Moreover, the idea of “place in” or “contribution to” may be the most insidious feature of an understanding of history as allegory that “goes to the past as a source of often cherry-picked ‘lessons’ for the present, a trove of inspiring and uplifting stories, or ‘anticipations’ and cautionary tales.”6 This is what underlies the project of “reclamation and celebration” that Rustin exemplifies. The impulse to find or recover individuals and situate them in their “proper” places in history—that is, how they should have been recognized were it not for benighted features of bygone days—dominates academic as well as popular examination of the past and is so thoroughly hegemonic that no one even notices the tendentious, ideological premises regarding past, present, and the idea of historicity itself from which it proceeds. Rarely does anyone—again, among scholars, game-show hosts, or anyone in between—ever ask what it means to have a “place in history” or who decides what those places are and determines who belongs where or what counts as “contributions” and who deserves credit for having made them or, for that matter, what counts as credit.

A simple contrast may bring this point home. When the National Baseball Hall of Fame decided in 2022 to accord Major League status to seven Negro professional Leagues that existed between 1920 and 1948, parameters for determining contributions to baseball, although debatable at the margins, were explicit and concrete. Performance-based criteria, universally recognized throughout the world of baseball, were available for grounding judgments regarding which leagues qualified and which individuals were eligible to join the Hall’s singular honorees. Claims that Josh Gibson and Leon Day, for example, belong in the Hall of Fame rested ultimately on assertions based on their hitting, fielding, and pitching prowess, which are the core performances of baseball. But belated recognition, absent a Wayback Machine, doesn’t alter the past: Gibson was inducted into the Hall twenty-five years after his death and Day six days before his. The point instead is to legitimize the present through gestural absorption of past exclusions.

_Given information_:
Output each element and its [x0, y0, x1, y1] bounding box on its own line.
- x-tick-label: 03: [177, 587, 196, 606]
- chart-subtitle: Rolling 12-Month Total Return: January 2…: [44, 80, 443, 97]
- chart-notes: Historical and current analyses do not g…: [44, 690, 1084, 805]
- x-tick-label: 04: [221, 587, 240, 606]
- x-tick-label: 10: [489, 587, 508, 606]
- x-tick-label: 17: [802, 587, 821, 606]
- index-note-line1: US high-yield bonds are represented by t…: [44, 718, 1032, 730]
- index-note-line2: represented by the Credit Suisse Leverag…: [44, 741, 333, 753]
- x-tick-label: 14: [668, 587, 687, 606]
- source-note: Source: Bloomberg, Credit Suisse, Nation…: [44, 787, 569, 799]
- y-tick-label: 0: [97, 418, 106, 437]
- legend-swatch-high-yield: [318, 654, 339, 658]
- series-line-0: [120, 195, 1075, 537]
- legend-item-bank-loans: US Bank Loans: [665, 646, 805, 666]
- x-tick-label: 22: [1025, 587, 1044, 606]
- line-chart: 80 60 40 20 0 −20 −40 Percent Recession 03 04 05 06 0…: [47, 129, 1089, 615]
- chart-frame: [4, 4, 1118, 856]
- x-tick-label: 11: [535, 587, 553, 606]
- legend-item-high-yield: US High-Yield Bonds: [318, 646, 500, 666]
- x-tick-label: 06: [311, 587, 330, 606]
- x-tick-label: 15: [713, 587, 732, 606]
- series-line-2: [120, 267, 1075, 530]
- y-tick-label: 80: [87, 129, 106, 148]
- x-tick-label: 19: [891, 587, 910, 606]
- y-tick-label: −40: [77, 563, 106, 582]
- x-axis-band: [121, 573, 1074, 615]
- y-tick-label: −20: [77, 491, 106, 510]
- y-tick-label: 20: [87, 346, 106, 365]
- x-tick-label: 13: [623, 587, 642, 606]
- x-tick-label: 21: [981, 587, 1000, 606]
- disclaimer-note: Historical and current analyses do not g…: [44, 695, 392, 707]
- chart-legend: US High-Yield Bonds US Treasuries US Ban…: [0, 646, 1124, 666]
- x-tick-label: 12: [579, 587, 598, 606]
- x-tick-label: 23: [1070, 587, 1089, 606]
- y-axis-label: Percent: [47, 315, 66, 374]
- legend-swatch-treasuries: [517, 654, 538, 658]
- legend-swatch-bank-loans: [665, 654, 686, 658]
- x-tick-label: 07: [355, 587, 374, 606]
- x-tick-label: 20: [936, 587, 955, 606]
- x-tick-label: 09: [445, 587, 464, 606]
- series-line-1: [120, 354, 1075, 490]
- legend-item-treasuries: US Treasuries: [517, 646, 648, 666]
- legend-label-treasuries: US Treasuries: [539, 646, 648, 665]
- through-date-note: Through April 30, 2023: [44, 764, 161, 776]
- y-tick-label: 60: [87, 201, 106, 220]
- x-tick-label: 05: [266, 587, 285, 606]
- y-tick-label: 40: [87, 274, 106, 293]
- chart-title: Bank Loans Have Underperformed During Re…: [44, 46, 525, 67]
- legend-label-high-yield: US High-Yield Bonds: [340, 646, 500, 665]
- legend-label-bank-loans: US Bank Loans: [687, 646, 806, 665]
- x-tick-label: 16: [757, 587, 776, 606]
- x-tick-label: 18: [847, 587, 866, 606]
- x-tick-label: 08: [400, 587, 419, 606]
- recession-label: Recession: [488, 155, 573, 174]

_Parts of the exercise_:
1. Summarize the passage about historical recognition in two sentences.
2. In the passage about historical recognition, how long after his death was Josh Gibson inducted into the Hall of Fame?

_Exercise responses_:
1. The passage argues that the pursuit of a person's "place in" or "contribution to" history treats the past as a source of lessons and uplifting stories, and that scholars and others rarely ask who decides those places or what counts as contributions and credit. It contrasts this with the National Baseball Hall of Fame's 2022 decision on seven Negro professional Leagues, which rested on explicit performance-based criteria, and it adds that belated recognition does not alter the past but legitimizes the present.

2. Twenty-five years after his death.